(Dataset excerpt)
##############################

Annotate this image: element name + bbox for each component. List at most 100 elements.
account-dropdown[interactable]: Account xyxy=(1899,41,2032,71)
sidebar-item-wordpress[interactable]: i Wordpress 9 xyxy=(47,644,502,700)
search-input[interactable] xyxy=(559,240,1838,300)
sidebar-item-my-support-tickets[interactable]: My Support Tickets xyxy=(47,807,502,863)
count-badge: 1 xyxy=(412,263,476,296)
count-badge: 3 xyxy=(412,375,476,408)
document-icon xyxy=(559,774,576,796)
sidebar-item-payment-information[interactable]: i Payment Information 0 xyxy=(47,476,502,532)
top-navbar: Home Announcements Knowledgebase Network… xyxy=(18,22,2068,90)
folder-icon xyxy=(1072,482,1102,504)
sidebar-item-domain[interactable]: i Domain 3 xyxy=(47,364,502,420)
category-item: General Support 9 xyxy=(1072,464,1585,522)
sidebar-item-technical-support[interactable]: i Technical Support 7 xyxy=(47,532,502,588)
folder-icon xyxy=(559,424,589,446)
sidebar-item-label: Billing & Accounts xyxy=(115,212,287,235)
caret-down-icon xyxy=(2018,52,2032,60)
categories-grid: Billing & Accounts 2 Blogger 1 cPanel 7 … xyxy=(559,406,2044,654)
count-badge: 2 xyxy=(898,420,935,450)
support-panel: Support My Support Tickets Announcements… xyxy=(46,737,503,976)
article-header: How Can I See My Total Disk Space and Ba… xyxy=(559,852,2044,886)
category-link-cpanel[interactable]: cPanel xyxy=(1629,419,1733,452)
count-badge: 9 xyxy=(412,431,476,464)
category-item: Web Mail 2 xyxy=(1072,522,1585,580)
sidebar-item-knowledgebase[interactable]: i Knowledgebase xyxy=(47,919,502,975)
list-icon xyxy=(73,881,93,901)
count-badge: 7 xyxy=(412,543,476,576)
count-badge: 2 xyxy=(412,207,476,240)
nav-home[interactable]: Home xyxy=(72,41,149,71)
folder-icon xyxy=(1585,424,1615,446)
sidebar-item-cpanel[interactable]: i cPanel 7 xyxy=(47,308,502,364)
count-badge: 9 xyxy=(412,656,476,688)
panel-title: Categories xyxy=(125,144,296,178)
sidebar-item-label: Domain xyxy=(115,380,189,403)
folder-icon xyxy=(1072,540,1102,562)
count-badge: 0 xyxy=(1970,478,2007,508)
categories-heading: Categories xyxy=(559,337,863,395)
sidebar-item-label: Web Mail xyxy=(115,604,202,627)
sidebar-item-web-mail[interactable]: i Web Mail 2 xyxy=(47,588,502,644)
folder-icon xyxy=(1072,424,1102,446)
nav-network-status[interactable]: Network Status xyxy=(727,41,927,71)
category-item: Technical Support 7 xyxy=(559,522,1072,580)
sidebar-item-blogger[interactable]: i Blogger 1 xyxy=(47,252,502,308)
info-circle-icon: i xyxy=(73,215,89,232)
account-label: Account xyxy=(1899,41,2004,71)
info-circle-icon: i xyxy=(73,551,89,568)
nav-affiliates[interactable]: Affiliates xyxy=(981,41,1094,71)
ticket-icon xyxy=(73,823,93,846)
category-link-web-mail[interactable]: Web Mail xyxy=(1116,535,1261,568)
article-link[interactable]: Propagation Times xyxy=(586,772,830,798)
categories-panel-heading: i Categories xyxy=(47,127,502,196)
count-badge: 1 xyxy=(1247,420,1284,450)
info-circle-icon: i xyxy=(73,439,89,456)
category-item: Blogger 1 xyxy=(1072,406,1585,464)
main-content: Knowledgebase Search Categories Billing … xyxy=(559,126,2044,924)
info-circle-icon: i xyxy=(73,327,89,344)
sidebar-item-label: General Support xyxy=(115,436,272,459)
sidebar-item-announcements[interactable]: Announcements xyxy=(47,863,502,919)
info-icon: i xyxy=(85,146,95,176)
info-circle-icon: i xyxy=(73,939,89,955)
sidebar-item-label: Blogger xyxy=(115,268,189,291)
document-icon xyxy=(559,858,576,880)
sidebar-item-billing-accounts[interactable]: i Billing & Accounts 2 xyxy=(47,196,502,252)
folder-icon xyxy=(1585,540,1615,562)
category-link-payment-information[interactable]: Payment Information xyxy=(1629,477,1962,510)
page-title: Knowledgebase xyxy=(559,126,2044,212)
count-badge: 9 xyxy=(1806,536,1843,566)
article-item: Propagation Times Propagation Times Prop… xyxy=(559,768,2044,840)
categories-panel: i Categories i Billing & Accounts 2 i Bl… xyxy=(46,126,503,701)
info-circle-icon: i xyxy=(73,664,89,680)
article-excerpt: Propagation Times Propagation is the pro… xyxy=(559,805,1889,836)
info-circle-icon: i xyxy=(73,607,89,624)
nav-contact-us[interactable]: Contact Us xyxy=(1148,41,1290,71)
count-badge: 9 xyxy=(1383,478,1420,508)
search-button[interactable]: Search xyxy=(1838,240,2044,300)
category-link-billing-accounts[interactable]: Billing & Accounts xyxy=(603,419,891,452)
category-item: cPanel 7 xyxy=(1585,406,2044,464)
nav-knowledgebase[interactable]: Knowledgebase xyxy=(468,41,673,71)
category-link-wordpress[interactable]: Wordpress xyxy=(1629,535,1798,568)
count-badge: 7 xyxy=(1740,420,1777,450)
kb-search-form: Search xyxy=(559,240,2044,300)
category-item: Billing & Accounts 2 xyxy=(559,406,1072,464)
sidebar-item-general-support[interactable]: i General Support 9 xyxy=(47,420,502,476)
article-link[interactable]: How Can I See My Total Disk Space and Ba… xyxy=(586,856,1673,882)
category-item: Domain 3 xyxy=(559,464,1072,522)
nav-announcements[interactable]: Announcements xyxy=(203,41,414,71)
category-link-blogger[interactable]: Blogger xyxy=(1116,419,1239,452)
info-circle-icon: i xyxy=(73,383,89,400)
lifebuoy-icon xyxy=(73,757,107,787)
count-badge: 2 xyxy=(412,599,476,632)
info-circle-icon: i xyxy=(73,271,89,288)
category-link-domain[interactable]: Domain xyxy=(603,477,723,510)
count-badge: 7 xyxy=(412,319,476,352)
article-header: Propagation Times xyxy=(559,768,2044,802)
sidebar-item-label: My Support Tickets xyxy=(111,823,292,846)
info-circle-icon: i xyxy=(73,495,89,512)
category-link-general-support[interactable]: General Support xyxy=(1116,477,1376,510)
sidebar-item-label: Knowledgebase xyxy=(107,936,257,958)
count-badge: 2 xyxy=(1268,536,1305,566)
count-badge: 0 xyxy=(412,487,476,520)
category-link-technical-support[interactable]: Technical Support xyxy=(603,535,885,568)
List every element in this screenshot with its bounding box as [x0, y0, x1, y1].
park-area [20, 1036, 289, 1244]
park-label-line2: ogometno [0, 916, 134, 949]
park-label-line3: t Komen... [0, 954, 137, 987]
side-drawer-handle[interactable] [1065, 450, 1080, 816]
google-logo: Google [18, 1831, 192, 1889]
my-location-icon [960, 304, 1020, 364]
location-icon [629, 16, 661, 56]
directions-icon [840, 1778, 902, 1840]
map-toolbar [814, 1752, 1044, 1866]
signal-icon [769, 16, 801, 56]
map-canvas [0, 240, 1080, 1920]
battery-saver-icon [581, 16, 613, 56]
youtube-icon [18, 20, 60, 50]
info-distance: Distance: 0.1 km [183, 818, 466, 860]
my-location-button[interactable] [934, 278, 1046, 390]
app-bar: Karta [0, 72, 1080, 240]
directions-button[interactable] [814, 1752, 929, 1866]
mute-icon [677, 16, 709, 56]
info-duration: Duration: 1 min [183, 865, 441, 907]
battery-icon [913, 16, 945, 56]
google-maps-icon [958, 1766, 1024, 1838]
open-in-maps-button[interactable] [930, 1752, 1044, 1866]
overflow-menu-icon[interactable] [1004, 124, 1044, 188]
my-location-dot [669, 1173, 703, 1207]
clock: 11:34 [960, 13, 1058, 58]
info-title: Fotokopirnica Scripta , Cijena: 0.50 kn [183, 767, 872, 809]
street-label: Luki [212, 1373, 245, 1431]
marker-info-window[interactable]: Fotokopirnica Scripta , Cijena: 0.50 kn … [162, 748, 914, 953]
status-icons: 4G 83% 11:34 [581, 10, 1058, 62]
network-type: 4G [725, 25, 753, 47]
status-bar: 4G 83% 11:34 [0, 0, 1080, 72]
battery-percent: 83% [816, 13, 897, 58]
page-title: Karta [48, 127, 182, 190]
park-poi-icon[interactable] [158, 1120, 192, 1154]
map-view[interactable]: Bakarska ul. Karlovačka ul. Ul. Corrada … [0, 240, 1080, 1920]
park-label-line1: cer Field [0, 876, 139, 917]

##############################

▸ **YOUR INSTRUCTIONS**: Please reproduce word for word the lines from the start of the records through the line containing "sidebar-item-wordpress[interactable]: i Wordpress".

▸ **EXERCISE OUTPUT**:
Annotate this image: element name + bbox for each component. List at most 100 elements.
account-dropdown[interactable]: Account xyxy=(1899,41,2032,71)
sidebar-item-wordpress[interactable]: i Wordpress 9 xyxy=(47,644,502,700)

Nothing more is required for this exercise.